• **Problem requirements**: Reproduce every line of the data below without any changes.

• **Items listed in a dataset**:

+---+

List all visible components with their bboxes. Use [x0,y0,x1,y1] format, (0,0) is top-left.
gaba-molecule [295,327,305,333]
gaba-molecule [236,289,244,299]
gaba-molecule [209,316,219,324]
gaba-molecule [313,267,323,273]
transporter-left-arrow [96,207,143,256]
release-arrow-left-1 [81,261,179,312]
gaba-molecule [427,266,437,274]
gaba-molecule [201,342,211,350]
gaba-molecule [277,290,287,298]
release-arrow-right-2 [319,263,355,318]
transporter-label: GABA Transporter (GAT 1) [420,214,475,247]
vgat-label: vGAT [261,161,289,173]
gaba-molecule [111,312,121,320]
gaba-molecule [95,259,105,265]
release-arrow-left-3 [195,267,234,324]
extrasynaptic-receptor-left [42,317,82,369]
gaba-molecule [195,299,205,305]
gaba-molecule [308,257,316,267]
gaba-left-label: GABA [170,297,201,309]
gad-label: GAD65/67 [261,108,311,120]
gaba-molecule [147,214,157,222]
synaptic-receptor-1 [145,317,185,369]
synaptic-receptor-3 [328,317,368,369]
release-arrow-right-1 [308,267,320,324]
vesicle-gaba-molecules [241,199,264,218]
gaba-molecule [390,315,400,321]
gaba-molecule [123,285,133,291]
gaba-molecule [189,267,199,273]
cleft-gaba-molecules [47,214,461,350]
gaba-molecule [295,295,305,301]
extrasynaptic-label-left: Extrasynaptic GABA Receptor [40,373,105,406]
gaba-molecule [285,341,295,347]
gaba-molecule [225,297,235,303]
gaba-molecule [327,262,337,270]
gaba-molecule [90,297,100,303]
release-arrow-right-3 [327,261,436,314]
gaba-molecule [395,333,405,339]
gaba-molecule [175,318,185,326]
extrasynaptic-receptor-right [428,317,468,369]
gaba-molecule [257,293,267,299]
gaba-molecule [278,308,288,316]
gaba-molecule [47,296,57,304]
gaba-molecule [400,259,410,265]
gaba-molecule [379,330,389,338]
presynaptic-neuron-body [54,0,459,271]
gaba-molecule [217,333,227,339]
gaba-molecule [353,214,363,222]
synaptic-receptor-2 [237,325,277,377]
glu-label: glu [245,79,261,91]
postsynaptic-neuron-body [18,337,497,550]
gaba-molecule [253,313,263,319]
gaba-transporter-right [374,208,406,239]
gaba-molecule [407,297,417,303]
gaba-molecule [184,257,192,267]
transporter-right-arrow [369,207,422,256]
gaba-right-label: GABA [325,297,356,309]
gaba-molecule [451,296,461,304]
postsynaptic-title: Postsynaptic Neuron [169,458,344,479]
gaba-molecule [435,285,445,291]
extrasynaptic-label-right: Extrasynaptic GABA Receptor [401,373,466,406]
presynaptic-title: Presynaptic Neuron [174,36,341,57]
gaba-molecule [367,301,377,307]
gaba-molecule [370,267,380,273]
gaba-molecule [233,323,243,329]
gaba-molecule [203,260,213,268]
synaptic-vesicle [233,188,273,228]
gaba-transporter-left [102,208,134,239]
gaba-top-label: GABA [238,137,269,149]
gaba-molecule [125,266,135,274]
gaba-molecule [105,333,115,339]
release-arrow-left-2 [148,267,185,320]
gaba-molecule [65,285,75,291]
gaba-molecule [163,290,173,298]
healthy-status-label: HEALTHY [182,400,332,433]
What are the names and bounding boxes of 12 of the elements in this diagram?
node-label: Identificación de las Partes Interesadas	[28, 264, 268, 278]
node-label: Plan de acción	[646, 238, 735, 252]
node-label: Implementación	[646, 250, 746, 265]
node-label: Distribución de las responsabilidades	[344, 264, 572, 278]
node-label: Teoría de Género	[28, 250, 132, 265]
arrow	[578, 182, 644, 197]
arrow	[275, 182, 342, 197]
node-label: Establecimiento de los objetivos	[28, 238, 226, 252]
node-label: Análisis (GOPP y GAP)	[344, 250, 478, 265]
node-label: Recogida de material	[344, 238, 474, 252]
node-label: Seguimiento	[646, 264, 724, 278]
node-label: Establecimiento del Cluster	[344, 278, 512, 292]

+---+

• **Task result**:
List all visible components with their bboxes. Use [x0,y0,x1,y1] format, (0,0) is top-left.
gaba-molecule [295,327,305,333]
gaba-molecule [236,289,244,299]
gaba-molecule [209,316,219,324]
gaba-molecule [313,267,323,273]
transporter-left-arrow [96,207,143,256]
release-arrow-left-1 [81,261,179,312]
gaba-molecule [427,266,437,274]
gaba-molecule [201,342,211,350]
gaba-molecule [277,290,287,298]
release-arrow-right-2 [319,263,355,318]
transporter-label: GABA Transporter (GAT 1) [420,214,475,247]
vgat-label: vGAT [261,161,289,173]
gaba-molecule [111,312,121,320]
gaba-molecule [95,259,105,265]
release-arrow-left-3 [195,267,234,324]
extrasynaptic-receptor-left [42,317,82,369]
gaba-molecule [195,299,205,305]
gaba-molecule [308,257,316,267]
gaba-left-label: GABA [170,297,201,309]
gad-label: GAD65/67 [261,108,311,120]
gaba-molecule [147,214,157,222]
synaptic-receptor-1 [145,317,185,369]
synaptic-receptor-3 [328,317,368,369]
release-arrow-right-1 [308,267,320,324]
vesicle-gaba-molecules [241,199,264,218]
gaba-molecule [390,315,400,321]
gaba-molecule [123,285,133,291]
gaba-molecule [189,267,199,273]
cleft-gaba-molecules [47,214,461,350]
gaba-molecule [295,295,305,301]
extrasynaptic-label-left: Extrasynaptic GABA Receptor [40,373,105,406]
gaba-molecule [285,341,295,347]
gaba-molecule [225,297,235,303]
gaba-molecule [327,262,337,270]
gaba-molecule [90,297,100,303]
release-arrow-right-3 [327,261,436,314]
gaba-molecule [395,333,405,339]
gaba-molecule [175,318,185,326]
extrasynaptic-receptor-right [428,317,468,369]
gaba-molecule [257,293,267,299]
gaba-molecule [278,308,288,316]
gaba-molecule [47,296,57,304]
gaba-molecule [400,259,410,265]
gaba-molecule [379,330,389,338]
presynaptic-neuron-body [54,0,459,271]
gaba-molecule [217,333,227,339]
gaba-molecule [353,214,363,222]
synaptic-receptor-2 [237,325,277,377]
glu-label: glu [245,79,261,91]
postsynaptic-neuron-body [18,337,497,550]
gaba-molecule [253,313,263,319]
gaba-transporter-right [374,208,406,239]
gaba-molecule [407,297,417,303]
gaba-molecule [184,257,192,267]
transporter-right-arrow [369,207,422,256]
gaba-right-label: GABA [325,297,356,309]
gaba-molecule [451,296,461,304]
postsynaptic-title: Postsynaptic Neuron [169,458,344,479]
gaba-molecule [435,285,445,291]
extrasynaptic-label-right: Extrasynaptic GABA Receptor [401,373,466,406]
presynaptic-title: Presynaptic Neuron [174,36,341,57]
gaba-molecule [367,301,377,307]
gaba-molecule [370,267,380,273]
gaba-molecule [233,323,243,329]
gaba-molecule [203,260,213,268]
synaptic-vesicle [233,188,273,228]
gaba-transporter-left [102,208,134,239]
gaba-top-label: GABA [238,137,269,149]
gaba-molecule [125,266,135,274]
gaba-molecule [105,333,115,339]
release-arrow-left-2 [148,267,185,320]
gaba-molecule [65,285,75,291]
gaba-molecule [163,290,173,298]
healthy-status-label: HEALTHY [182,400,332,433]
What are the names and bounding boxes of 12 of the elements in this diagram?
node-label: Identificación de las Partes Interesadas	[28, 264, 268, 278]
node-label: Plan de acción	[646, 238, 735, 252]
node-label: Implementación	[646, 250, 746, 265]
node-label: Distribución de las responsabilidades	[344, 264, 572, 278]
node-label: Teoría de Género	[28, 250, 132, 265]
arrow	[578, 182, 644, 197]
arrow	[275, 182, 342, 197]
node-label: Establecimiento de los objetivos	[28, 238, 226, 252]
node-label: Análisis (GOPP y GAP)	[344, 250, 478, 265]
node-label: Recogida de material	[344, 238, 474, 252]
node-label: Seguimiento	[646, 264, 724, 278]
node-label: Establecimiento del Cluster	[344, 278, 512, 292]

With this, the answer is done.